__Records for the exercise__

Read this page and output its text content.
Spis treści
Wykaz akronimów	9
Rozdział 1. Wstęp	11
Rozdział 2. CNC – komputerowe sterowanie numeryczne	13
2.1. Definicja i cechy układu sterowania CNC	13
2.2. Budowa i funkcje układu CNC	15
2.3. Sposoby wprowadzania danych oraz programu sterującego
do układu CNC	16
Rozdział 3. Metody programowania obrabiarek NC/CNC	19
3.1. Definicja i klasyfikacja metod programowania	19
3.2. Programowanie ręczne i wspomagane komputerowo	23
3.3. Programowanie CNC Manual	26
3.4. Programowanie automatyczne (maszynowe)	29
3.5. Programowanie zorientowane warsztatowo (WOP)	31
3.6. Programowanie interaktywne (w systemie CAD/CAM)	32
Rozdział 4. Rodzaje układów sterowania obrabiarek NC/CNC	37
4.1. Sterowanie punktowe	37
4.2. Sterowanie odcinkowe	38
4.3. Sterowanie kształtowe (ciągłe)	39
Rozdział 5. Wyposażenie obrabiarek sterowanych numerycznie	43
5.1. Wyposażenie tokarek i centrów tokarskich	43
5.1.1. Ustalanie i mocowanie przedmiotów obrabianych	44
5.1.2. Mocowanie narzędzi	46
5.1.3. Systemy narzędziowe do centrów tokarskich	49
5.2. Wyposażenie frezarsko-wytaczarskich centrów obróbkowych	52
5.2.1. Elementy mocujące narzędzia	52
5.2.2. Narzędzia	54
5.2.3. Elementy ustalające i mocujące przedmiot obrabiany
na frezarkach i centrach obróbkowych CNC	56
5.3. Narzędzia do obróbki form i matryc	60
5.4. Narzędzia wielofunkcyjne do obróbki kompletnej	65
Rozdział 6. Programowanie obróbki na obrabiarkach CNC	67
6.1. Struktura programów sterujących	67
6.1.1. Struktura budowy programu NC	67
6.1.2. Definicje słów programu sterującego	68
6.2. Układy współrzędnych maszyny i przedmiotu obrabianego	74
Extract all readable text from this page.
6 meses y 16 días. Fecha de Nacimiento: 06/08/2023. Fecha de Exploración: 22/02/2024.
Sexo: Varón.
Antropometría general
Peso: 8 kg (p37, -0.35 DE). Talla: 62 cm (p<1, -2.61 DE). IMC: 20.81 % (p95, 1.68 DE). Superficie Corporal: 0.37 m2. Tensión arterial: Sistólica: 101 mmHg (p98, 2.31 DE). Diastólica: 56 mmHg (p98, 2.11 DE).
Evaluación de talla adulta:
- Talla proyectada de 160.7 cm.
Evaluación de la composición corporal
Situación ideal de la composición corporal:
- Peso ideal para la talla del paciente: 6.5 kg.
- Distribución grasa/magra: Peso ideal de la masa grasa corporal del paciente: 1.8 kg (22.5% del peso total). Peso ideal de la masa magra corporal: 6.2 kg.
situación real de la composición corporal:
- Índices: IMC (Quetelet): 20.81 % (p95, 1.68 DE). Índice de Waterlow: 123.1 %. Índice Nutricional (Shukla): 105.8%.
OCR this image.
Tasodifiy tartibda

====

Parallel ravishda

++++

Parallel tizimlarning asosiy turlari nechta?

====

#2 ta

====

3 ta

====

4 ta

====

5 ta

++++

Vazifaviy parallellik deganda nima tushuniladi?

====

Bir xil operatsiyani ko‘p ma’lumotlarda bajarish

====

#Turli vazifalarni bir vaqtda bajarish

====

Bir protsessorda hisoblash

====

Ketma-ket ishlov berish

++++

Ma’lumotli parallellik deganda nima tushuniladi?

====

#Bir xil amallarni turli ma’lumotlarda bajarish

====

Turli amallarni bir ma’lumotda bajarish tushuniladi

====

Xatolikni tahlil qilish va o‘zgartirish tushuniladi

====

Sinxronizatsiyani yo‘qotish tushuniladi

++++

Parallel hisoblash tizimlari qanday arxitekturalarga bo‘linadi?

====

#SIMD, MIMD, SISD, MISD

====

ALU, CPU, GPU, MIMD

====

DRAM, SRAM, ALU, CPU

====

__Your instructions__
Print the records above exactly as they appear.

__Finished exercise__
Read this page and output its text content.
Spis treści
Wykaz akronimów	9
Rozdział 1. Wstęp	11
Rozdział 2. CNC – komputerowe sterowanie numeryczne	13
2.1. Definicja i cechy układu sterowania CNC	13
2.2. Budowa i funkcje układu CNC	15
2.3. Sposoby wprowadzania danych oraz programu sterującego
do układu CNC	16
Rozdział 3. Metody programowania obrabiarek NC/CNC	19
3.1. Definicja i klasyfikacja metod programowania	19
3.2. Programowanie ręczne i wspomagane komputerowo	23
3.3. Programowanie CNC Manual	26
3.4. Programowanie automatyczne (maszynowe)	29
3.5. Programowanie zorientowane warsztatowo (WOP)	31
3.6. Programowanie interaktywne (w systemie CAD/CAM)	32
Rozdział 4. Rodzaje układów sterowania obrabiarek NC/CNC	37
4.1. Sterowanie punktowe	37
4.2. Sterowanie odcinkowe	38
4.3. Sterowanie kształtowe (ciągłe)	39
Rozdział 5. Wyposażenie obrabiarek sterowanych numerycznie	43
5.1. Wyposażenie tokarek i centrów tokarskich	43
5.1.1. Ustalanie i mocowanie przedmiotów obrabianych	44
5.1.2. Mocowanie narzędzi	46
5.1.3. Systemy narzędziowe do centrów tokarskich	49
5.2. Wyposażenie frezarsko-wytaczarskich centrów obróbkowych	52
5.2.1. Elementy mocujące narzędzia	52
5.2.2. Narzędzia	54
5.2.3. Elementy ustalające i mocujące przedmiot obrabiany
na frezarkach i centrach obróbkowych CNC	56
5.3. Narzędzia do obróbki form i matryc	60
5.4. Narzędzia wielofunkcyjne do obróbki kompletnej	65
Rozdział 6. Programowanie obróbki na obrabiarkach CNC	67
6.1. Struktura programów sterujących	67
6.1.1. Struktura budowy programu NC	67
6.1.2. Definicje słów programu sterującego	68
6.2. Układy współrzędnych maszyny i przedmiotu obrabianego	74
Extract all readable text from this page.
6 meses y 16 días. Fecha de Nacimiento: 06/08/2023. Fecha de Exploración: 22/02/2024.
Sexo: Varón.
Antropometría general
Peso: 8 kg (p37, -0.35 DE). Talla: 62 cm (p<1, -2.61 DE). IMC: 20.81 % (p95, 1.68 DE). Superficie Corporal: 0.37 m2. Tensión arterial: Sistólica: 101 mmHg (p98, 2.31 DE). Diastólica: 56 mmHg (p98, 2.11 DE).
Evaluación de talla adulta:
- Talla proyectada de 160.7 cm.
Evaluación de la composición corporal
Situación ideal de la composición corporal:
- Peso ideal para la talla del paciente: 6.5 kg.
- Distribución grasa/magra: Peso ideal de la masa grasa corporal del paciente: 1.8 kg (22.5% del peso total). Peso ideal de la masa magra corporal: 6.2 kg.
situación real de la composición corporal:
- Índices: IMC (Quetelet): 20.81 % (p95, 1.68 DE). Índice de Waterlow: 123.1 %. Índice Nutricional (Shukla): 105.8%.
OCR this image.
Tasodifiy tartibda

====

Parallel ravishda

++++

Parallel tizimlarning asosiy turlari nechta?

====

#2 ta

====

3 ta

====

4 ta

====

5 ta

++++

Vazifaviy parallellik deganda nima tushuniladi?

====

Bir xil operatsiyani ko‘p ma’lumotlarda bajarish

====

#Turli vazifalarni bir vaqtda bajarish

====

Bir protsessorda hisoblash

====

Ketma-ket ishlov berish

++++

Ma’lumotli parallellik deganda nima tushuniladi?

====

#Bir xil amallarni turli ma’lumotlarda bajarish

====

Turli amallarni bir ma’lumotda bajarish tushuniladi

====

Xatolikni tahlil qilish va o‘zgartirish tushuniladi

====

Sinxronizatsiyani yo‘qotish tushuniladi

++++

Parallel hisoblash tizimlari qanday arxitekturalarga bo‘linadi?

====

#SIMD, MIMD, SISD, MISD

====

ALU, CPU, GPU, MIMD

====

DRAM, SRAM, ALU, CPU

====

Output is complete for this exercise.